# start of STORED ROWS
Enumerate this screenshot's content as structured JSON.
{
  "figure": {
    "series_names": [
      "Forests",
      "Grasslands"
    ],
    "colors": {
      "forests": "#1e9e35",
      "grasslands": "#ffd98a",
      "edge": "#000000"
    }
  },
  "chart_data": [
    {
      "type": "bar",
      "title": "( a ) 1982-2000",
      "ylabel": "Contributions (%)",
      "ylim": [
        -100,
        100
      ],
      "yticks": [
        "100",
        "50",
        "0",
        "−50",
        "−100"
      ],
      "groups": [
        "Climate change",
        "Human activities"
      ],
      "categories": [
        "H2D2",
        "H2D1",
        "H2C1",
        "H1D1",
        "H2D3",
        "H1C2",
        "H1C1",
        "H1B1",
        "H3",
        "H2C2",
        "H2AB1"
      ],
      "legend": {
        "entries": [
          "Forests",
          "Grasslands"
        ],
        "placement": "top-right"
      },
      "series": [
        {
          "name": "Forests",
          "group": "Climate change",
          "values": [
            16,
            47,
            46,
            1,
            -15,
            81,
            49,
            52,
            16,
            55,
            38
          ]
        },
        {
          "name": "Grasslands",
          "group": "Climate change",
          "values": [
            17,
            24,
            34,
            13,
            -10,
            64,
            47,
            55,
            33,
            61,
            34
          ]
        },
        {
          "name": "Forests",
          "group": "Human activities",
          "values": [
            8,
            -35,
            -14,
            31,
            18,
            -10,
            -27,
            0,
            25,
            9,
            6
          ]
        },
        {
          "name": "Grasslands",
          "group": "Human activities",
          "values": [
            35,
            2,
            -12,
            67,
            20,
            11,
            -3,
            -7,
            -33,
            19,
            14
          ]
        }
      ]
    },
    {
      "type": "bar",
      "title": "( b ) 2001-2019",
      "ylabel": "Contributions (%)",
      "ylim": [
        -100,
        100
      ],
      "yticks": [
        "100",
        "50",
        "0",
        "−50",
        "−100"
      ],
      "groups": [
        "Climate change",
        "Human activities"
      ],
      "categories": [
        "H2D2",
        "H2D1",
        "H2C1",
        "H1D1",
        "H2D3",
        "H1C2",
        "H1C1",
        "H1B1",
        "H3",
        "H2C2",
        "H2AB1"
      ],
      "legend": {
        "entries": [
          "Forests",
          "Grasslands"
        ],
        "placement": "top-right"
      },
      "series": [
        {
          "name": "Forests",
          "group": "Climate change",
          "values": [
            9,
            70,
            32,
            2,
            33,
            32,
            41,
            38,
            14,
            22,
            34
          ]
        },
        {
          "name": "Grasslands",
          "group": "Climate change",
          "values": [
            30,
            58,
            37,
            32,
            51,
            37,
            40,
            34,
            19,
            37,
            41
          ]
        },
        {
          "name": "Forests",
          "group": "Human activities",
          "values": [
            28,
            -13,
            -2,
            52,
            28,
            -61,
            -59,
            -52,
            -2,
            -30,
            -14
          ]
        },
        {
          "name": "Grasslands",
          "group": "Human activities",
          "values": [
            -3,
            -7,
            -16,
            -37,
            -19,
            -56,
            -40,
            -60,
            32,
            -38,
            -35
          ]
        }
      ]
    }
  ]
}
# end of STORED ROWS
Reproduce the records above exactly.

● **THE SOLUTION**:
Enumerate this screenshot's content as structured JSON.
{
  "figure": {
    "series_names": [
      "Forests",
      "Grasslands"
    ],
    "colors": {
      "forests": "#1e9e35",
      "grasslands": "#ffd98a",
      "edge": "#000000"
    }
  },
  "chart_data": [
    {
      "type": "bar",
      "title": "( a ) 1982-2000",
      "ylabel": "Contributions (%)",
      "ylim": [
        -100,
        100
      ],
      "yticks": [
        "100",
        "50",
        "0",
        "−50",
        "−100"
      ],
      "groups": [
        "Climate change",
        "Human activities"
      ],
      "categories": [
        "H2D2",
        "H2D1",
        "H2C1",
        "H1D1",
        "H2D3",
        "H1C2",
        "H1C1",
        "H1B1",
        "H3",
        "H2C2",
        "H2AB1"
      ],
      "legend": {
        "entries": [
          "Forests",
          "Grasslands"
        ],
        "placement": "top-right"
      },
      "series": [
        {
          "name": "Forests",
          "group": "Climate change",
          "values": [
            16,
            47,
            46,
            1,
            -15,
            81,
            49,
            52,
            16,
            55,
            38
          ]
        },
        {
          "name": "Grasslands",
          "group": "Climate change",
          "values": [
            17,
            24,
            34,
            13,
            -10,
            64,
            47,
            55,
            33,
            61,
            34
          ]
        },
        {
          "name": "Forests",
          "group": "Human activities",
          "values": [
            8,
            -35,
            -14,
            31,
            18,
            -10,
            -27,
            0,
            25,
            9,
            6
          ]
        },
        {
          "name": "Grasslands",
          "group": "Human activities",
          "values": [
            35,
            2,
            -12,
            67,
            20,
            11,
            -3,
            -7,
            -33,
            19,
            14
          ]
        }
      ]
    },
    {
      "type": "bar",
      "title": "( b ) 2001-2019",
      "ylabel": "Contributions (%)",
      "ylim": [
        -100,
        100
      ],
      "yticks": [
        "100",
        "50",
        "0",
        "−50",
        "−100"
      ],
      "groups": [
        "Climate change",
        "Human activities"
      ],
      "categories": [
        "H2D2",
        "H2D1",
        "H2C1",
        "H1D1",
        "H2D3",
        "H1C2",
        "H1C1",
        "H1B1",
        "H3",
        "H2C2",
        "H2AB1"
      ],
      "legend": {
        "entries": [
          "Forests",
          "Grasslands"
        ],
        "placement": "top-right"
      },
      "series": [
        {
          "name": "Forests",
          "group": "Climate change",
          "values": [
            9,
            70,
            32,
            2,
            33,
            32,
            41,
            38,
            14,
            22,
            34
          ]
        },
        {
          "name": "Grasslands",
          "group": "Climate change",
          "values": [
            30,
            58,
            37,
            32,
            51,
            37,
            40,
            34,
            19,
            37,
            41
          ]
        },
        {
          "name": "Forests",
          "group": "Human activities",
          "values": [
            28,
            -13,
            -2,
            52,
            28,
            -61,
            -59,
            -52,
            -2,
            -30,
            -14
          ]
        },
        {
          "name": "Grasslands",
          "group": "Human activities",
          "values": [
            -3,
            -7,
            -16,
            -37,
            -19,
            -56,
            -40,
            -60,
            32,
            -38,
            -35
          ]
        }
      ]
    }
  ]
}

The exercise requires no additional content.